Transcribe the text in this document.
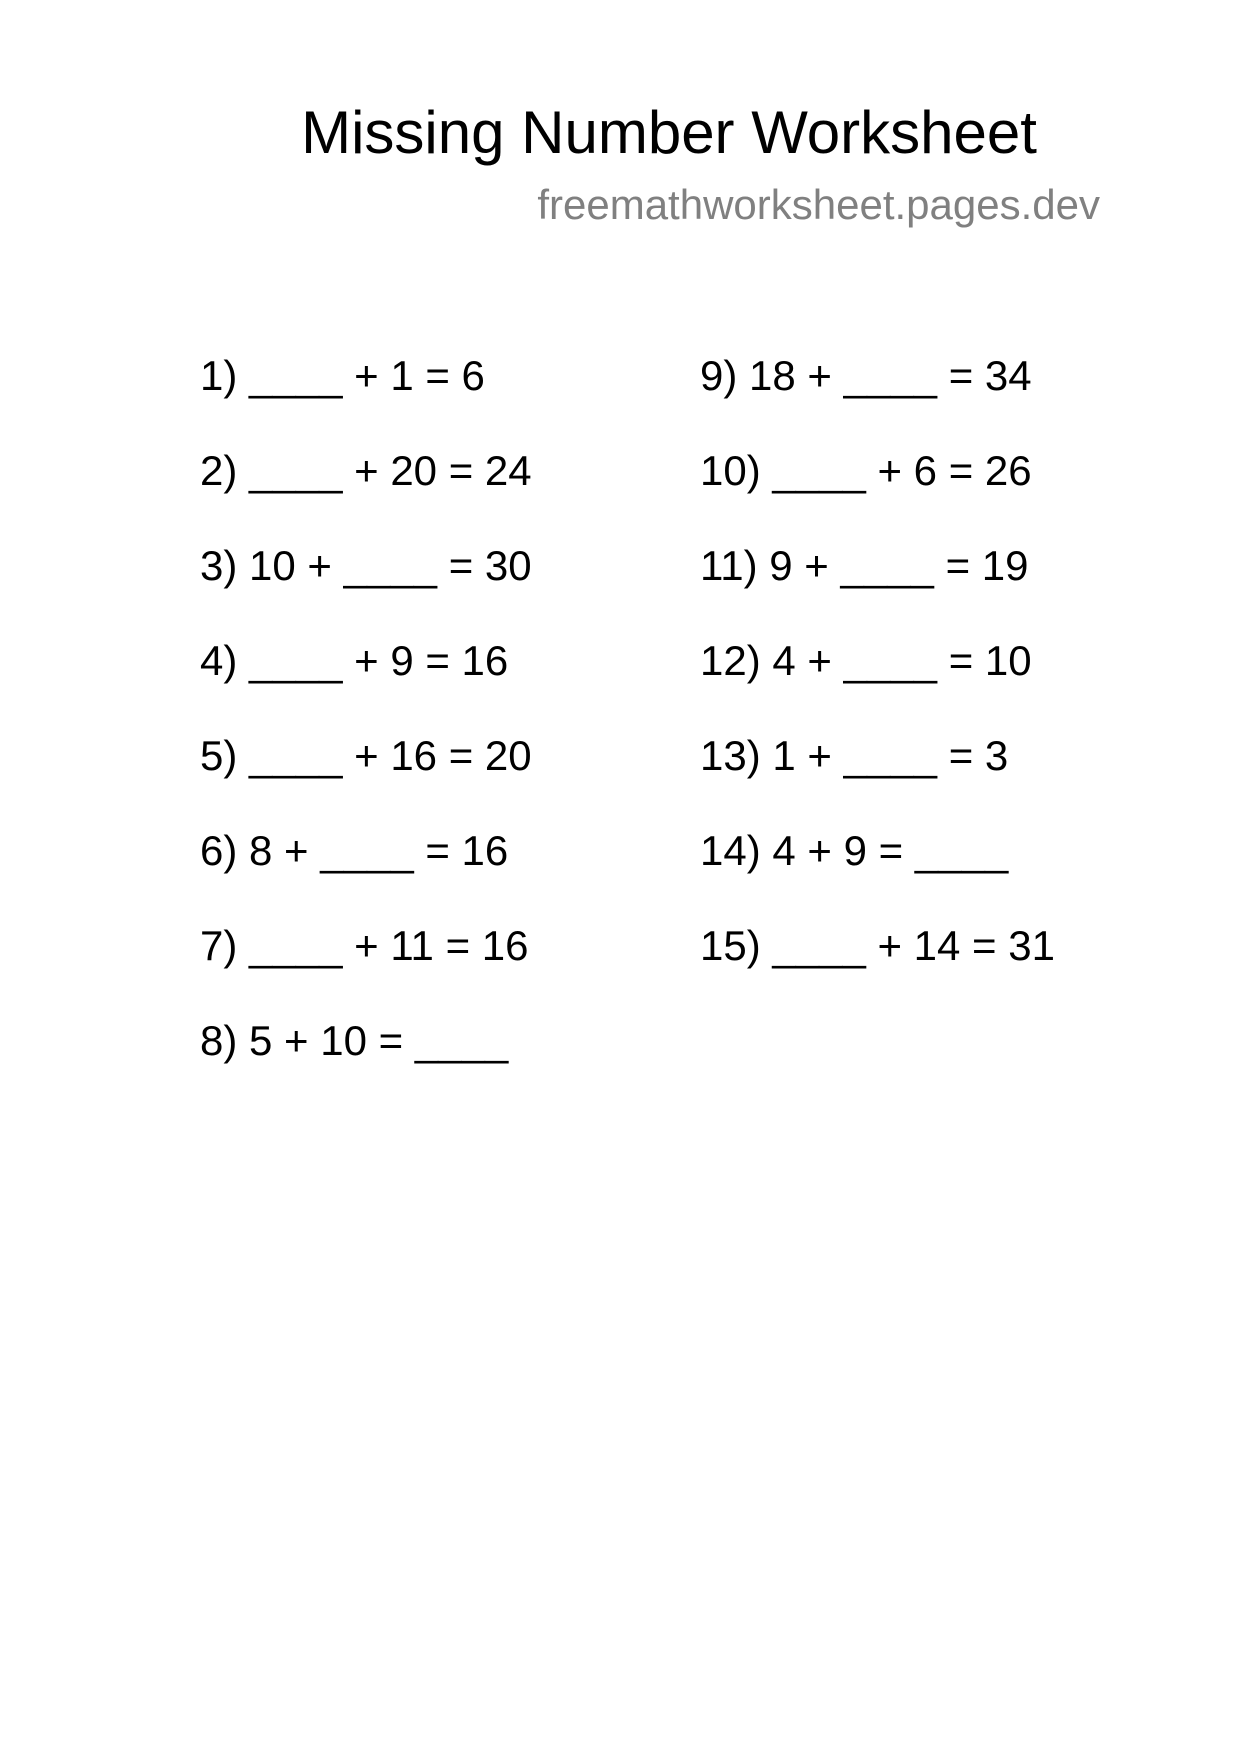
Missing Number Worksheet
freemathworksheet.pages.dev
1) ____ + 1 = 6
2) ____ + 20 = 24
3) 10 + ____ = 30
4) ____ + 9 = 16
5) ____ + 16 = 20
6) 8 + ____ = 16
7) ____ + 11 = 16
8) 5 + 10 = ____
9) 18 + ____ = 34
10) ____ + 6 = 26
11) 9 + ____ = 19
12) 4 + ____ = 10
13) 1 + ____ = 3
14) 4 + 9 = ____
15) ____ + 14 = 31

### What is required
Without the pictures, print the whole listing exactly as given.

### Correct response
Transcribe the text in this document.
Missing Number Worksheet
freemathworksheet.pages.dev
1) ____ + 1 = 6
2) ____ + 20 = 24
3) 10 + ____ = 30
4) ____ + 9 = 16
5) ____ + 16 = 20
6) 8 + ____ = 16
7) ____ + 11 = 16
8) 5 + 10 = ____
9) 18 + ____ = 34
10) ____ + 6 = 26
11) 9 + ____ = 19
12) 4 + ____ = 10
13) 1 + ____ = 3
14) 4 + 9 = ____
15) ____ + 14 = 31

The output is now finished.